_WHAT THE TASK ASKS_: Repeat the listing in full, preserving every character.

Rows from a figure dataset
===============

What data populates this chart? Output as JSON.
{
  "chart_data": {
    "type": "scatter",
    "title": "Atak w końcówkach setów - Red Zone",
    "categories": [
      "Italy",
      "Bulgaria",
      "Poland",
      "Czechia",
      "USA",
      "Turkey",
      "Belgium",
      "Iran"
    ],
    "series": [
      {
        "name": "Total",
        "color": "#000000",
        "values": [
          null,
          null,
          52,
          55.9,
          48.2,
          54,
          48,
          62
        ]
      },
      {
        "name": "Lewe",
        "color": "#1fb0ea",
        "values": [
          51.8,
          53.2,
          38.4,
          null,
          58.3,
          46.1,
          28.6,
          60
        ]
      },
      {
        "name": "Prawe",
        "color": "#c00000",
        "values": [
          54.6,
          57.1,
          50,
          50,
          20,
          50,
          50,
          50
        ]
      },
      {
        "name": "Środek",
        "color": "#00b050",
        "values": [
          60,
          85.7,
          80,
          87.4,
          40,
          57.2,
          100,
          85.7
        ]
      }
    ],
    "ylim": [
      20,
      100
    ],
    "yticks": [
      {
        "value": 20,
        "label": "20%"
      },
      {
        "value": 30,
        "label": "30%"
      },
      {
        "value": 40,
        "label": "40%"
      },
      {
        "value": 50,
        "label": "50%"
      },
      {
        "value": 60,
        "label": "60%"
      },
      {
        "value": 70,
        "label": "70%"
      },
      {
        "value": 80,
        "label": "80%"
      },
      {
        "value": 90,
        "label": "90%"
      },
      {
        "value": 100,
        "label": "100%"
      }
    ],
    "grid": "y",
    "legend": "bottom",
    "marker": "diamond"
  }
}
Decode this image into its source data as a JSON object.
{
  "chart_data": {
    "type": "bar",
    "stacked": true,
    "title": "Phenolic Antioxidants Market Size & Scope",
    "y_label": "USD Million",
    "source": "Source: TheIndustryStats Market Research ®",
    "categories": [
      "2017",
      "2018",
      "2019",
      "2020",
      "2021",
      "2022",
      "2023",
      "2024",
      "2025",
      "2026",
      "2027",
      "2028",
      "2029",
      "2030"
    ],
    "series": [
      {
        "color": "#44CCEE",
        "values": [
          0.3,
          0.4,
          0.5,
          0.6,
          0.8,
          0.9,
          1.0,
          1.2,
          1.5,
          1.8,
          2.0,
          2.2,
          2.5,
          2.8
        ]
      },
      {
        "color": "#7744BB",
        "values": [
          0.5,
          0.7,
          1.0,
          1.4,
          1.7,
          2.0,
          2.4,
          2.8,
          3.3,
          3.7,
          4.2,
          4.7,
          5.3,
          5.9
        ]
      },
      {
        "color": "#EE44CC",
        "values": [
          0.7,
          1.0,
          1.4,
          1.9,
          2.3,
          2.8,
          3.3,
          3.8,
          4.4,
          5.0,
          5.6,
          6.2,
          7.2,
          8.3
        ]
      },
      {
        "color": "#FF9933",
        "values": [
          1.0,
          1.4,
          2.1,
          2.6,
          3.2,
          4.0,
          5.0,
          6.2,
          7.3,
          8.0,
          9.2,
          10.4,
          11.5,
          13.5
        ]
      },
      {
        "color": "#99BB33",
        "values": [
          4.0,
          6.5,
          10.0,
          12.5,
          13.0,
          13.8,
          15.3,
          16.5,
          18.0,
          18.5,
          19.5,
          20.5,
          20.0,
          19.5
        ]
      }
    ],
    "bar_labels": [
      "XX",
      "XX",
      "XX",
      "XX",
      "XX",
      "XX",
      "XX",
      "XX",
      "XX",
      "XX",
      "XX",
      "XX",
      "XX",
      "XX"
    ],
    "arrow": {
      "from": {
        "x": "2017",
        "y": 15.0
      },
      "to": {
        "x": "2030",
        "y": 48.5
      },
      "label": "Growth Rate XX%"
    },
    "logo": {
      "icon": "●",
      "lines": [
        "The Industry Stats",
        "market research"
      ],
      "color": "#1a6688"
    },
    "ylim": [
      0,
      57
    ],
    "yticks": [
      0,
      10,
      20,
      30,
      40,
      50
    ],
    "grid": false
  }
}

===============

_CORRECT OUTPUT_:
What data populates this chart? Output as JSON.
{
  "chart_data": {
    "type": "scatter",
    "title": "Atak w końcówkach setów - Red Zone",
    "categories": [
      "Italy",
      "Bulgaria",
      "Poland",
      "Czechia",
      "USA",
      "Turkey",
      "Belgium",
      "Iran"
    ],
    "series": [
      {
        "name": "Total",
        "color": "#000000",
        "values": [
          null,
          null,
          52,
          55.9,
          48.2,
          54,
          48,
          62
        ]
      },
      {
        "name": "Lewe",
        "color": "#1fb0ea",
        "values": [
          51.8,
          53.2,
          38.4,
          null,
          58.3,
          46.1,
          28.6,
          60
        ]
      },
      {
        "name": "Prawe",
        "color": "#c00000",
        "values": [
          54.6,
          57.1,
          50,
          50,
          20,
          50,
          50,
          50
        ]
      },
      {
        "name": "Środek",
        "color": "#00b050",
        "values": [
          60,
          85.7,
          80,
          87.4,
          40,
          57.2,
          100,
          85.7
        ]
      }
    ],
    "ylim": [
      20,
      100
    ],
    "yticks": [
      {
        "value": 20,
        "label": "20%"
      },
      {
        "value": 30,
        "label": "30%"
      },
      {
        "value": 40,
        "label": "40%"
      },
      {
        "value": 50,
        "label": "50%"
      },
      {
        "value": 60,
        "label": "60%"
      },
      {
        "value": 70,
        "label": "70%"
      },
      {
        "value": 80,
        "label": "80%"
      },
      {
        "value": 90,
        "label": "90%"
      },
      {
        "value": 100,
        "label": "100%"
      }
    ],
    "grid": "y",
    "legend": "bottom",
    "marker": "diamond"
  }
}
Decode this image into its source data as a JSON object.
{
  "chart_data": {
    "type": "bar",
    "stacked": true,
    "title": "Phenolic Antioxidants Market Size & Scope",
    "y_label": "USD Million",
    "source": "Source: TheIndustryStats Market Research ®",
    "categories": [
      "2017",
      "2018",
      "2019",
      "2020",
      "2021",
      "2022",
      "2023",
      "2024",
      "2025",
      "2026",
      "2027",
      "2028",
      "2029",
      "2030"
    ],
    "series": [
      {
        "color": "#44CCEE",
        "values": [
          0.3,
          0.4,
          0.5,
          0.6,
          0.8,
          0.9,
          1.0,
          1.2,
          1.5,
          1.8,
          2.0,
          2.2,
          2.5,
          2.8
        ]
      },
      {
        "color": "#7744BB",
        "values": [
          0.5,
          0.7,
          1.0,
          1.4,
          1.7,
          2.0,
          2.4,
          2.8,
          3.3,
          3.7,
          4.2,
          4.7,
          5.3,
          5.9
        ]
      },
      {
        "color": "#EE44CC",
        "values": [
          0.7,
          1.0,
          1.4,
          1.9,
          2.3,
          2.8,
          3.3,
          3.8,
          4.4,
          5.0,
          5.6,
          6.2,
          7.2,
          8.3
        ]
      },
      {
        "color": "#FF9933",
        "values": [
          1.0,
          1.4,
          2.1,
          2.6,
          3.2,
          4.0,
          5.0,
          6.2,
          7.3,
          8.0,
          9.2,
          10.4,
          11.5,
          13.5
        ]
      },
      {
        "color": "#99BB33",
        "values": [
          4.0,
          6.5,
          10.0,
          12.5,
          13.0,
          13.8,
          15.3,
          16.5,
          18.0,
          18.5,
          19.5,
          20.5,
          20.0,
          19.5
        ]
      }
    ],
    "bar_labels": [
      "XX",
      "XX",
      "XX",
      "XX",
      "XX",
      "XX",
      "XX",
      "XX",
      "XX",
      "XX",
      "XX",
      "XX",
      "XX",
      "XX"
    ],
    "arrow": {
      "from": {
        "x": "2017",
        "y": 15.0
      },
      "to": {
        "x": "2030",
        "y": 48.5
      },
      "label": "Growth Rate XX%"
    },
    "logo": {
      "icon": "●",
      "lines": [
        "The Industry Stats",
        "market research"
      ],
      "color": "#1a6688"
    },
    "ylim": [
      0,
      57
    ],
    "yticks": [
      0,
      10,
      20,
      30,
      40,
      50
    ],
    "grid": false
  }
}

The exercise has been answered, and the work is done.